● Task description
Read the entries below and pull out each line with the string "your".

[Collection entries]

****************************************

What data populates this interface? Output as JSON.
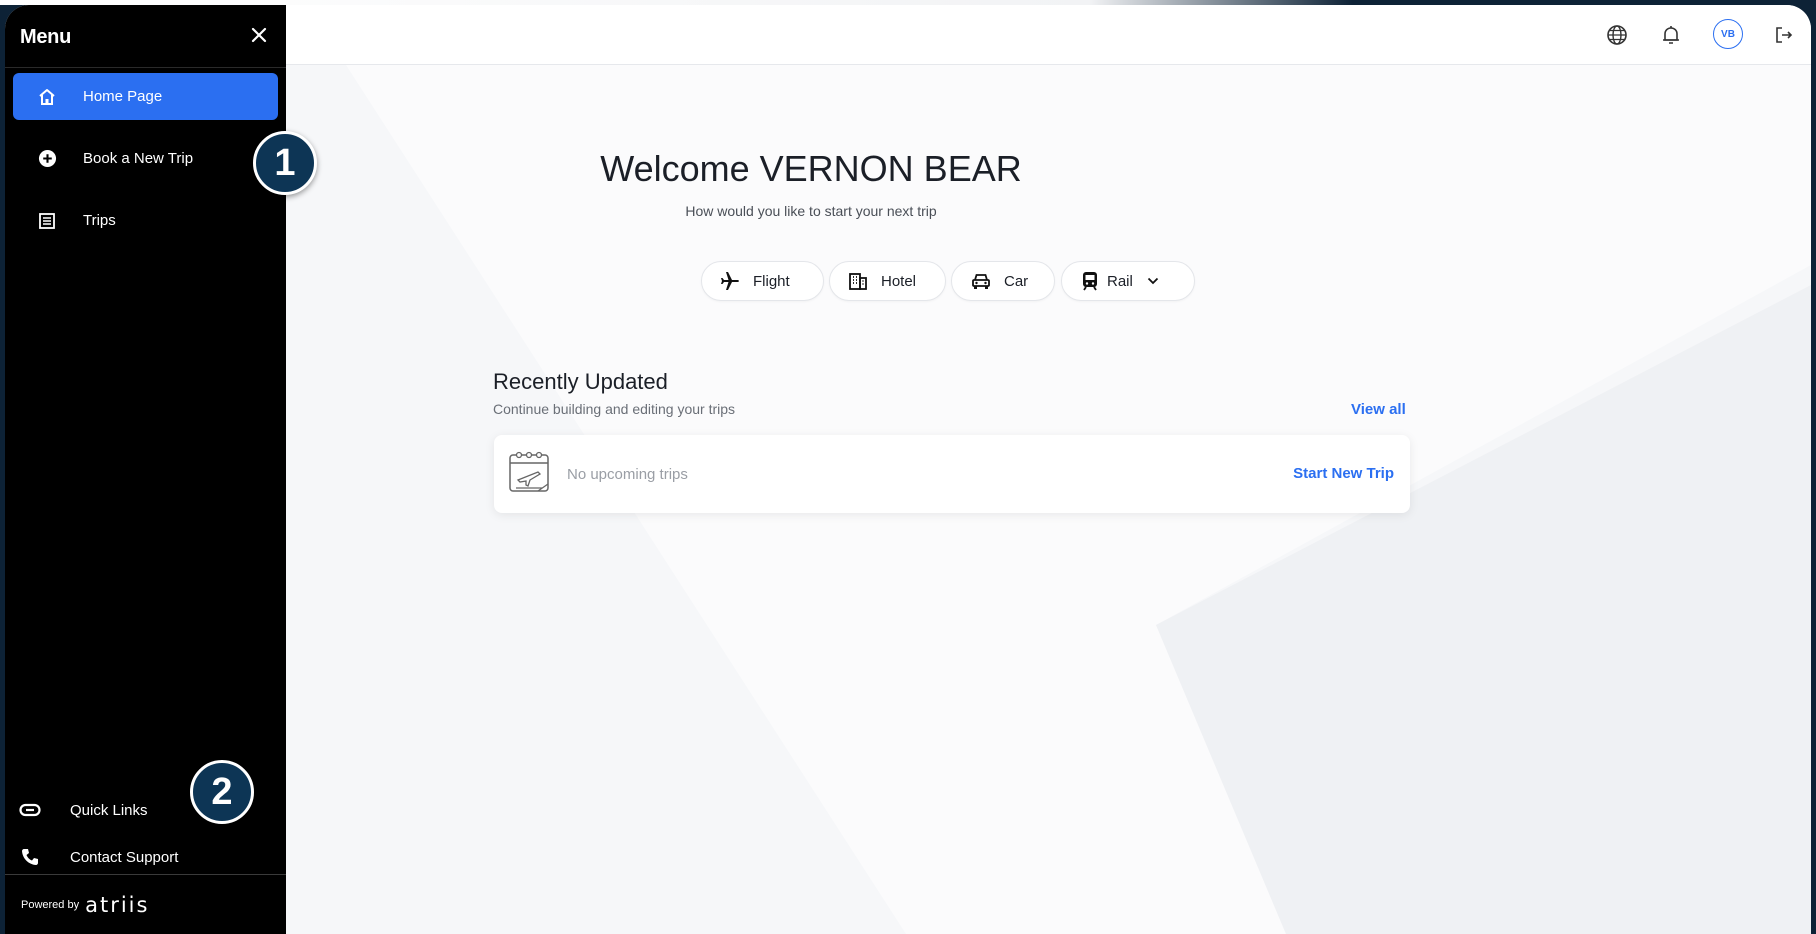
{
  "sidebar": {
    "title": "Menu",
    "items": [
      {
        "label": "Home Page",
        "icon": "home-icon",
        "active": true
      },
      {
        "label": "Book a New Trip",
        "icon": "plus-circle-icon",
        "active": false
      },
      {
        "label": "Trips",
        "icon": "list-icon",
        "active": false
      }
    ],
    "bottom_items": [
      {
        "label": "Quick Links",
        "icon": "link-icon"
      },
      {
        "label": "Contact Support",
        "icon": "phone-icon"
      }
    ],
    "powered_by": "Powered by",
    "brand": "atriis"
  },
  "callouts": [
    "1",
    "2"
  ],
  "header": {
    "avatar_initials": "VB",
    "icons": [
      "globe-icon",
      "bell-icon",
      "avatar",
      "logout-icon"
    ]
  },
  "main": {
    "welcome": "Welcome VERNON BEAR",
    "subtitle": "How would you like to start your next trip",
    "trip_types": [
      {
        "label": "Flight",
        "icon": "plane-icon"
      },
      {
        "label": "Hotel",
        "icon": "building-icon"
      },
      {
        "label": "Car",
        "icon": "car-icon"
      },
      {
        "label": "Rail",
        "icon": "train-icon"
      }
    ],
    "recent": {
      "title": "Recently Updated",
      "subtitle": "Continue building and editing your trips",
      "view_all": "View all",
      "empty_text": "No upcoming trips",
      "start_new": "Start New Trip"
    }
  },
  "colors": {
    "accent": "#2b6ff1",
    "sidebar_bg": "#000000",
    "callout_bg": "#0d3555"
  }
}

****************************************

● Task result
    "subtitle": "How would you like to start your next trip",
      "subtitle": "Continue building and editing your trips",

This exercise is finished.